* [OBJECTIFS]
A. Dans le document sur l'écriture inclusive, reformulez sous forme de liste concise le paragraphe qui commence par « En effet, on dit "la science" », en conservant ses faits principaux.
B. Recopiez fidèlement, dans le document, le passage qui débute par les mots contenant « En tout cas, l'affaire » et s'achève sur « écrite ET parlée. ».

* [DOCUMENT]
Inclusivement vôtre !
Avez-vous remarqué qu'une info exclusive, dès qu'elle est diffusée, devient inclusive ?
En tout cas, l'affaire semble entendue. Nos administrations vont s'adapter à cette grande réforme sociétale qui vise à éviter toute discrimination sexiste, dans la langue écrite ET parlée.
Ainsi, dès la rentrée 2021, on entendra dans nos maternelles, des choses comme : « Les enfants, les enfantes, mettez vos bonnet.e.s, c'est l'heure des papas-mamans et autres personnes parentales. Il fait un froid de canard.e. »
Cela n'ira pas sans une augmentation des troubles du langage, mais de nombreux postes d'orthophonistes seront créés.
Non, je rigole, l'exemple est mal choisi car, coup de chance, « enfant » est un mot épicène – on peut aussi bien dire un enfant qu'une enfant, pareil pour « élève » Ouf ! Quel bol ! Les écoles l'ont échappé belle, quoique petite difficulté prévisible avec les lycéens zé les lycéennes...
Dans le doute, on annonce une floraison de prénoms épicènes : les Camille, Dominique, Stéphane etc. - prudence parentale oblige !
Tout ça, c'est bien, mais c'est peu, il faut s'attaquer au scandale du genre grammatical des mots !
En effet, on dit "la science", mais la plupart des découvertes ont été faites par des hommes, non ? Comme Einstein, qui a inventé relativement pas mal de trucs, tout le monde le sait, ou Newton qui a quand même inventé la pomme, c'est pas rien. Et d'autres, la roue, le feu. On devrait donc dire « le science », ce ne serait que justice. En parlant de ça, d'ailleurs, si LA justice est féminine, l'injustice devrait être masculine. De même, « une sentinelle » - comment imaginez-vous une sentinelle : un grand baraqué pas commode, ou une femme dont le fusil-mitrailleur arrive aux genoux ? Donc : UN sentinelle et les camps militaires seront bien gardés. L'intelligence ? Mmm, admettons, je veux bien qu'elle soit partagée ; mais alors, on fait 50/50 et on en fait un épicène ! La féminité, OK, mais « la masculinité », non, je m'offusque ! Chacun son truc.
Au passage, ça remettrait un peu d'ordre dans les mots du sexe : la chatte, le minou, la bite, le phallus, c'est un peu confus, tout ça ! Il paraît qu'on a tous une part des deux, ce bazar sémantique doit venir de là.
Bon, on voit donc que malgré l'écriture inclusive, on a encore un gros chantier devant nous. Ajoutons-y une réforme de l'orthographe sur l'accord des participes passés, qui couve depuis longtemps.

* [DONNÉES FOURNIES]
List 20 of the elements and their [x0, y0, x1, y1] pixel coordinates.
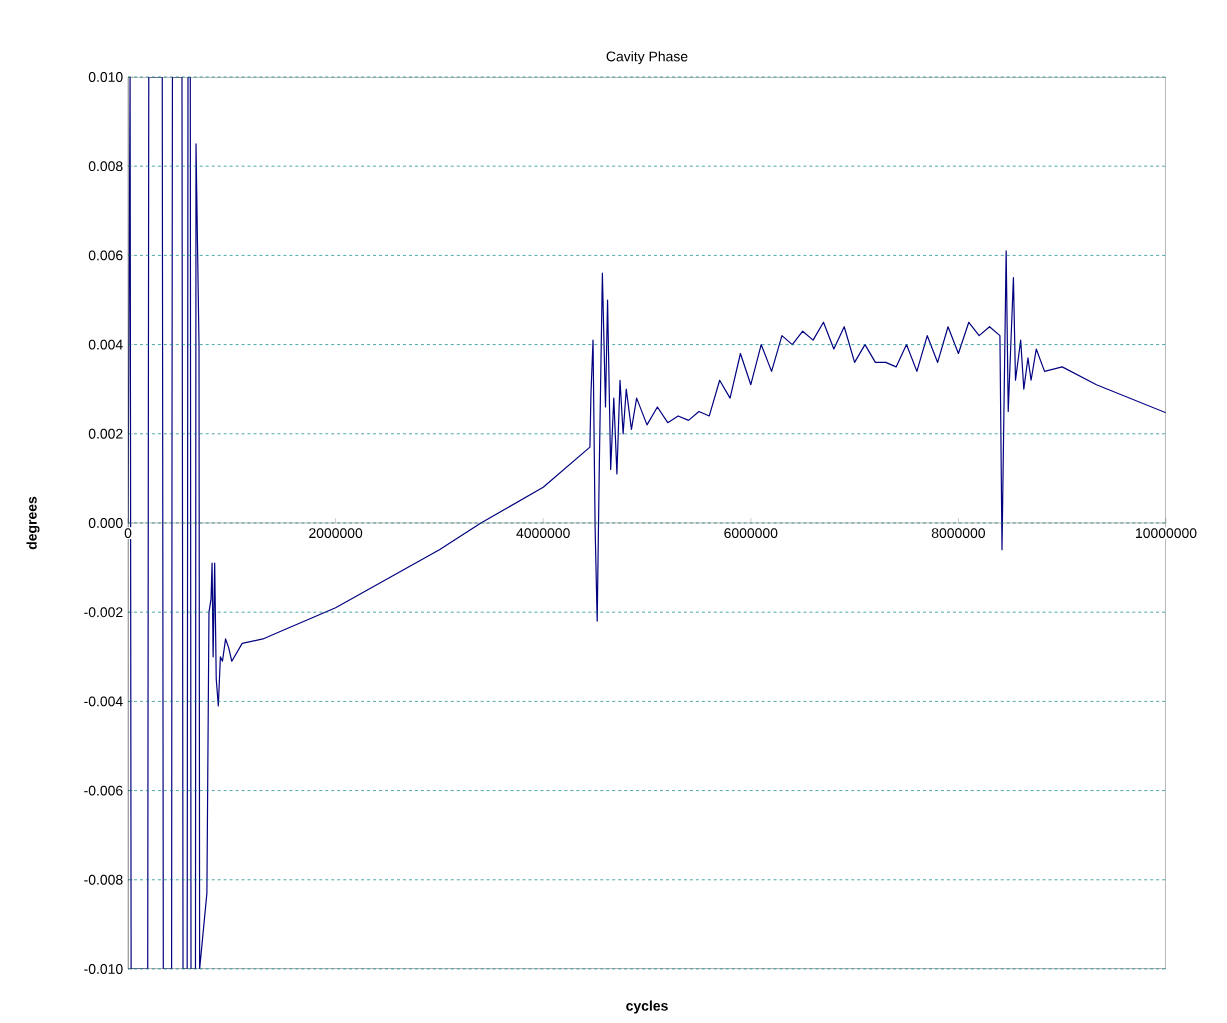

* [CORRIGÉS COMPLETS]
A.
- « La science » : la plupart des découvertes ayant été faites par des hommes (Einstein, Newton, la roue, le feu), il faudrait dire « le science ».
- La justice étant féminine, l'injustice devrait être masculine.
- Une sentinelle évoquant plutôt un grand baraqué qu'une femme, il faudrait dire « un sentinelle ».
- L'intelligence, admise comme partagée, devrait devenir un mot épicène.
- « La féminité » est acceptée, mais « la masculinité » est jugée offensante.

B.
En tout cas, l'affaire semble entendue. Nos administrations vont s'adapter à cette grande réforme sociétale qui vise à éviter toute discrimination sexiste, dans la langue écrite ET parlée.